## DOKUMEN
/---

Film Soegija tayang pada tanggal 7 Juni 2012 di bioskop-bioskop seluruh
Indonesia. Film tersebut menceritakan karakter Uskup orang Indonesia yang
pertama Mgr Albertus Soegijapranata SJ yang berperan bagi kemajuan Indonesia
pada zaman penjajahan Jepang dan Belanda. Film tersebut tidak semata-mata
memfokuskan diri kepada agama Katolik saja tetapi mengandung nilai kemanusiaan ,
nasionalisme, dan kebangsaan yang universal. Unsur Kekatolikan bukan menjadi
tujuan utama dari film ini tetapi menjadi dasar mengolah motif dan cerita yang
baik.
Begitulah yang diungkapkan oleh Nirwan Dewanto (Pemeran Mgr
Soegijapranata,SJ) bersama Romo G. Budi Subanar, SJ. (Penulis Buku Soegija),
dan Romo Yoseph Iswarahadi, SJ. (Direktur Audio Visual PUSKAT Yogyakarta dan
Produser Film Soegija) dalam acara talk
show bedah Film Soegija pada hari Minggu siang (20/5/2012) di Ruang
Singosari WTC Surabaya yang diadakan oleh Universitas Katolik Darma Cendika
Surabaya. Acara itu dimoderatori oleh Wahyu Kristanto selaku Kepala Lembaga
Penelitian dan Pengabdian Masyarakat Unika Darma Cendika Surabaya sekaligus
dosen Unika Darma Cendika Surabaya.
Dalam talk show bedah Film
Soegija, Nirwan Dewanto mengatakan, Film ini merupakan cerita yang baik tentang
kebangsaan yang universal. “Kekatolikan tidak menjadi tujuan dari film ini
tetapi menjadi dasar mengolah motif dan cerita yang baik. Ini jarang dikerjakan
oleh orang Indonesia. Film Soegija dapat memberikan sumbangan yang penting bagi
industri film Indonesia” ujar Nirwan.
Romo Budi Subanar, SJ mengungkapkan, dalam film tersebut diceritakan
sosok Uskup Mgr Soegijapranata SJ dalam menggembalakan umat Katolik.
Penggembalaannya sebagai Uskup tidak hanya dalam lingkup gerejani saja.
“Kekatolikannya muncul di saat misa dan cinta kasih. Tapi buah-buahnya yakni
tidak membeda-bedakan suku, kelompok dan golongan apapun” kata Romo Budi
Subanar SJ.
“Kita mengangkat sosok Mgr Soegijapranata SJ dalam film Soegija bukan
berdasar sama-sama dari ordo Jesuit tapi Mgr Soegijapranata merupakan pahlawan nasional. Peranannya sangat besar bagi bangsa
Indonesia saat zaman penjajahan.” tambah Romo Yoseph Iswarahadi, SJ.
Untuk menghasilkan film Soegija, kata Romo Iswarahadi SJ, seluruh
pihak film Soegija melakukan riset sejak tahun 2008 melalui wawancara saksi
hidup yang mengenal sosok Mgr Soegijapranata SJ, dokumen-dokumen yang ada di
Keuskupan Agung Semarang, buku-buku dan majalah yang terbit pada zaman Mgr
.Soegijapranata SJ. Semuanya itu diolah menjadi film Soegija yang mengedepankan
unsur kemanusiaan dan nasionalisme.

\---

## RINCIAN LATIHAN
Salin tanpa perubahan bagian artikel tentang film Soegija yang dibuka dengan kata-kata berisi "Romo Budi Subanar, SJ" dan ditutup dengan "tambah Romo Yoseph Iswarahadi, SJ.". Materi di bawah ini tidak perlu dipakai.

## MATERI TERKUMPUL
/---

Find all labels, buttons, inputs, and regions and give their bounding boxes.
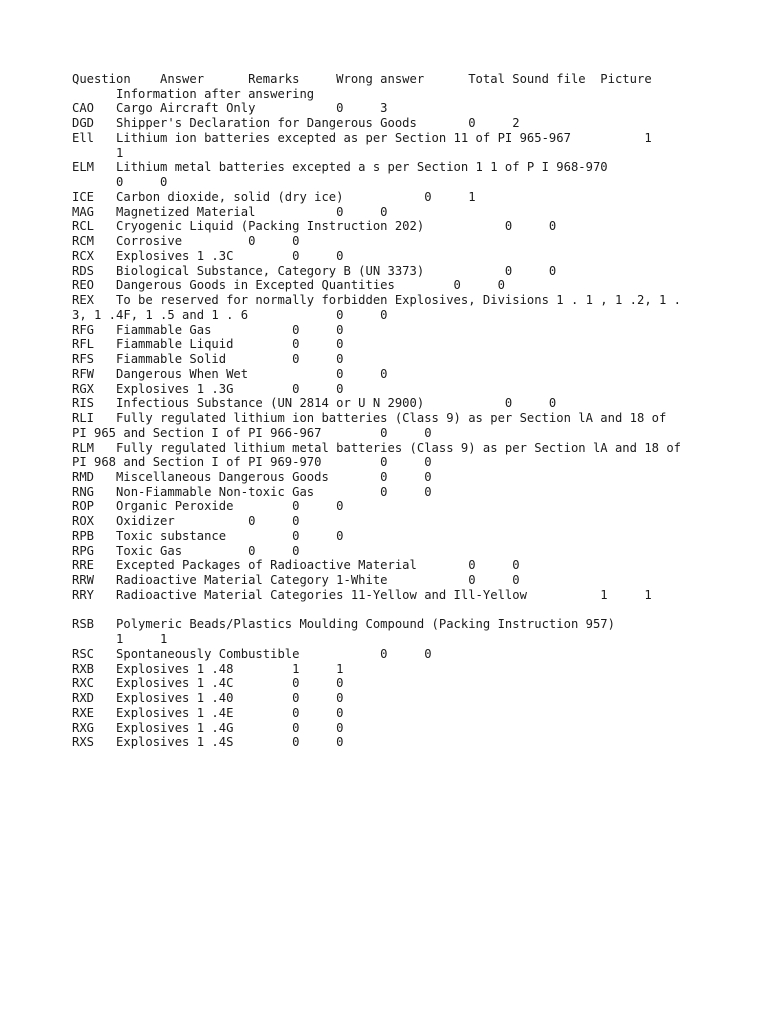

\---

## JAWABAN TUGAS
Romo Budi Subanar, SJ mengungkapkan, dalam film tersebut diceritakan
sosok Uskup Mgr Soegijapranata SJ dalam menggembalakan umat Katolik.
Penggembalaannya sebagai Uskup tidak hanya dalam lingkup gerejani saja.
“Kekatolikannya muncul di saat misa dan cinta kasih. Tapi buah-buahnya yakni
tidak membeda-bedakan suku, kelompok dan golongan apapun” kata Romo Budi
Subanar SJ.
“Kita mengangkat sosok Mgr Soegijapranata SJ dalam film Soegija bukan
berdasar sama-sama dari ordo Jesuit tapi Mgr Soegijapranata merupakan pahlawan nasional. Peranannya sangat besar bagi bangsa
Indonesia saat zaman penjajahan.” tambah Romo Yoseph Iswarahadi, SJ.